Stated exercise: Scan the data below for the string "space". Copy every line where it appears.

Extracted data entries:
------------------------------------

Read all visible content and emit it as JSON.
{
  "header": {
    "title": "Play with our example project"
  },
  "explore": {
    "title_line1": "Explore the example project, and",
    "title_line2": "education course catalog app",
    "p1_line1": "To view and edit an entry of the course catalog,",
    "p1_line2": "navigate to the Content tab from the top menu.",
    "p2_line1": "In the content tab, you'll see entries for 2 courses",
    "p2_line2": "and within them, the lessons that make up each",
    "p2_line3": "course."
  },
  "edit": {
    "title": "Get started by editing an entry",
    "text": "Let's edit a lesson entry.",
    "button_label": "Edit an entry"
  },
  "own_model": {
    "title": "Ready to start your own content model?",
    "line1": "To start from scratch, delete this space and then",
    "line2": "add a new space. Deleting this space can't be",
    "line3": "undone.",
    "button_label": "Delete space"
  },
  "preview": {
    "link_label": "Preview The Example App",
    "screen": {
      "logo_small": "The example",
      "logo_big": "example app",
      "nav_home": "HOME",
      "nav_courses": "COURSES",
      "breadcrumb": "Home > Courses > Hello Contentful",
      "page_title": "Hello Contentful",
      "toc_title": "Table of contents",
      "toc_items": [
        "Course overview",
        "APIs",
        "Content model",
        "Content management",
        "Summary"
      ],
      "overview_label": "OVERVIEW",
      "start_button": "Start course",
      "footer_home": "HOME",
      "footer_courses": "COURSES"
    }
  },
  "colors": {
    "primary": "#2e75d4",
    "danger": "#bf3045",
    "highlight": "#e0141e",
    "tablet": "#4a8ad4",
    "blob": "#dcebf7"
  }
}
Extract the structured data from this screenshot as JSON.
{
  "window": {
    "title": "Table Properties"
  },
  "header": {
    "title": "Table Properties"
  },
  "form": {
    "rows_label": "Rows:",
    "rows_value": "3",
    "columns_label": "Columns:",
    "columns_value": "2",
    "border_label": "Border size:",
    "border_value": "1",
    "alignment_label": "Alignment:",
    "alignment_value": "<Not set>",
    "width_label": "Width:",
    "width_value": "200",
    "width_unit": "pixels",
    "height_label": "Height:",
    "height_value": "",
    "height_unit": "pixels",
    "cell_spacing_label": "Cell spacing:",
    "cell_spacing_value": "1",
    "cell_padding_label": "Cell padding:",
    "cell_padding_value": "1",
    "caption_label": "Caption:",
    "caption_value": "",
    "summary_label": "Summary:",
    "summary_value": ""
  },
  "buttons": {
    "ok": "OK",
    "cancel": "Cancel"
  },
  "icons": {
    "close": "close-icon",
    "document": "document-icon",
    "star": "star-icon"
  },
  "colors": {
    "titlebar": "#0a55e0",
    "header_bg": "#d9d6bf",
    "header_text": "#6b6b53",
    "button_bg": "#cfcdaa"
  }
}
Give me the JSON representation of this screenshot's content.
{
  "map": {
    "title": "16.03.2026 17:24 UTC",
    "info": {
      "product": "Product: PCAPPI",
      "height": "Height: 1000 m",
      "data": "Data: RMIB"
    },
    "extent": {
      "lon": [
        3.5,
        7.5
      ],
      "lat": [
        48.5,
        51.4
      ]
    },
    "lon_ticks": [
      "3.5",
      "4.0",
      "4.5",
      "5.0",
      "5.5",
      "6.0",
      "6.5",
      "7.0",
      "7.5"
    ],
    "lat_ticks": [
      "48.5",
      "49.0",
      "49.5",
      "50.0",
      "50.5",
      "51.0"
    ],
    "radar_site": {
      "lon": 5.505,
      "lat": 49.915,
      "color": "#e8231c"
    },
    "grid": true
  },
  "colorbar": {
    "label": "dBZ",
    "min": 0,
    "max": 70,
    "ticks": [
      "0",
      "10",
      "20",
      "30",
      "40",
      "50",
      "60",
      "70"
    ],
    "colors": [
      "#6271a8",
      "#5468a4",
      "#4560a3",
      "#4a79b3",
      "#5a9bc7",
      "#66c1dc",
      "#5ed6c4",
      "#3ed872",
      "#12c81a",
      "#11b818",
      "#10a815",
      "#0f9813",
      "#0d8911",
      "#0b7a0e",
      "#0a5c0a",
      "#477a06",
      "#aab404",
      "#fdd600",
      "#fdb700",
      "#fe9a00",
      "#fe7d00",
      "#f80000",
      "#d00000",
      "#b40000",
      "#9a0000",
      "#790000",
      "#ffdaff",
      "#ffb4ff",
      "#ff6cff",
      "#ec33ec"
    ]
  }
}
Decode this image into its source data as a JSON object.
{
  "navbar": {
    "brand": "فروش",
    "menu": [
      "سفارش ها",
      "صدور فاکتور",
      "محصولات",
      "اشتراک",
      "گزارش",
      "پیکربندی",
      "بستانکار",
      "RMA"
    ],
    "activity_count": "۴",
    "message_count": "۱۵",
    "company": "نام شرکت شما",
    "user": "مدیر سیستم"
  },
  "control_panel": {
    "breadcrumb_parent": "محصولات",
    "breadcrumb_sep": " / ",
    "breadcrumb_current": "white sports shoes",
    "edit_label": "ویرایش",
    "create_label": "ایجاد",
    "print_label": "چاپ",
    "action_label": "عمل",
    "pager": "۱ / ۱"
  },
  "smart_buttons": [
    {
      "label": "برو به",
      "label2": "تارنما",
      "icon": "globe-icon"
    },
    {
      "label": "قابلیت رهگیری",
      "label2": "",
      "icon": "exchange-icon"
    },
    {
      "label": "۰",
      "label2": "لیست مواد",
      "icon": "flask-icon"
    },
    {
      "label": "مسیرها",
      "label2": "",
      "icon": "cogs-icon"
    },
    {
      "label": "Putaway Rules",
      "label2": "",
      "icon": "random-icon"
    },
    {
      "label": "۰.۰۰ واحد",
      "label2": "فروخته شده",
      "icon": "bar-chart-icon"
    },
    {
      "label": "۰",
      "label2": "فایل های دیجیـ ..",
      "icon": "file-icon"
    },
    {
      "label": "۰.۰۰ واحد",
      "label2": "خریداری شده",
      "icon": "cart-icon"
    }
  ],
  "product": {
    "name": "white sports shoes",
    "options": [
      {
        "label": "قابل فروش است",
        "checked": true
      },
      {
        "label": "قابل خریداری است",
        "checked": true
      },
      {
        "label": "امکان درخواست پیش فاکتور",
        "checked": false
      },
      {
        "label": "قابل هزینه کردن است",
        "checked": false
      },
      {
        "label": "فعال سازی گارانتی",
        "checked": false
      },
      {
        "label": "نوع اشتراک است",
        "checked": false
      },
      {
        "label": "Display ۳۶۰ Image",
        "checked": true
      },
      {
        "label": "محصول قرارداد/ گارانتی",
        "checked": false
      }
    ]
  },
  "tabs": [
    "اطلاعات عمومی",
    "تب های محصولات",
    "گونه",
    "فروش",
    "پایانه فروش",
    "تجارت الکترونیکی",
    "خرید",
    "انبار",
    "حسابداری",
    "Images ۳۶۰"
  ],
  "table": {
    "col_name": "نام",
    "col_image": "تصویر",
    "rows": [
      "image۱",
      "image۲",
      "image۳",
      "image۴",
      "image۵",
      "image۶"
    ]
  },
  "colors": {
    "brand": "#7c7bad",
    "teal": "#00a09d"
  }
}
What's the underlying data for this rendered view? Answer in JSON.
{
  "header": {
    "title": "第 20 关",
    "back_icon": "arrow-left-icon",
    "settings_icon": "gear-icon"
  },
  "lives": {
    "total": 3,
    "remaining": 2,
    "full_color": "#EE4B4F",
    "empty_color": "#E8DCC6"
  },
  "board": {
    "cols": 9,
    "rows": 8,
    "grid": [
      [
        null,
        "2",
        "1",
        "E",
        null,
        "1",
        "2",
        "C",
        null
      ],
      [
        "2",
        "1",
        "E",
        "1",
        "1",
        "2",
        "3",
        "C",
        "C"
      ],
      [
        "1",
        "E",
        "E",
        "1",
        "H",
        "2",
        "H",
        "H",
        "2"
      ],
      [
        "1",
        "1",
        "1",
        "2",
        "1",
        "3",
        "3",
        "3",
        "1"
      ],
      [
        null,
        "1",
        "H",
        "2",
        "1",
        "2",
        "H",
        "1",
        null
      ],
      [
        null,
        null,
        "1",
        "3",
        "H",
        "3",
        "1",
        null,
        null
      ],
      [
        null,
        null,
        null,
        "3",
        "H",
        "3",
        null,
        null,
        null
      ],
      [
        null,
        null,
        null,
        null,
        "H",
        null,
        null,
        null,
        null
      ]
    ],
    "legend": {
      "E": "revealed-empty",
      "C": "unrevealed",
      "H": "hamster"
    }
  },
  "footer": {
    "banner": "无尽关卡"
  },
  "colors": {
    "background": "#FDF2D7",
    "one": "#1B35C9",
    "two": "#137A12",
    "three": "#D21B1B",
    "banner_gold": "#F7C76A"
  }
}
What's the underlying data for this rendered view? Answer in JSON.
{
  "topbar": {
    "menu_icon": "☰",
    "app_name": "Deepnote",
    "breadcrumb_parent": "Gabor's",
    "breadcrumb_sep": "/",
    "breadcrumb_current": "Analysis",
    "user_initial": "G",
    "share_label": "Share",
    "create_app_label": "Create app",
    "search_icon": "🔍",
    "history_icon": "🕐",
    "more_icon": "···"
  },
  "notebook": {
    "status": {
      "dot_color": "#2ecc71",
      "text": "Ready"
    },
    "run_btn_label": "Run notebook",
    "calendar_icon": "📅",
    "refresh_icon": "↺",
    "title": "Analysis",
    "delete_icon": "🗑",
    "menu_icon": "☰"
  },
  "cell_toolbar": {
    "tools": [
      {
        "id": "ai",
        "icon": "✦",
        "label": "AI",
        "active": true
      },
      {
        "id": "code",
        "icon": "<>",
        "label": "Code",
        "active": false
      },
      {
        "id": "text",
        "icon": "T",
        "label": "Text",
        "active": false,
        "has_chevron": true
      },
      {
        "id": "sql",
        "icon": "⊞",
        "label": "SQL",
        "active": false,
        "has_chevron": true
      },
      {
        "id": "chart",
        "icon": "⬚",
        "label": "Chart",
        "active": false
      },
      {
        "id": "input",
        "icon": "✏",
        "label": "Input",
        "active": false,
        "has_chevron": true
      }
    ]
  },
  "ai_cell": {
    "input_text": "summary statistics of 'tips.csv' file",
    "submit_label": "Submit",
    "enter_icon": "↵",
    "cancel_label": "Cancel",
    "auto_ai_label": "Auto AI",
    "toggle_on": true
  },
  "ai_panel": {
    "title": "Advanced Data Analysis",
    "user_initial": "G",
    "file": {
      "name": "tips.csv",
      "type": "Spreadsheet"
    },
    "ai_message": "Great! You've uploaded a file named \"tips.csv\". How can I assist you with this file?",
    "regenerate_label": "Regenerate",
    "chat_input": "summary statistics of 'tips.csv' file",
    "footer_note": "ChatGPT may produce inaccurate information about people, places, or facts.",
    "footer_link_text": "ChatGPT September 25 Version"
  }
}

------------------------------------

Full response:
    "line1": "To start from scratch, delete this space and then",
    "line2": "add a new space. Deleting this space can't be",
    "button_label": "Delete space"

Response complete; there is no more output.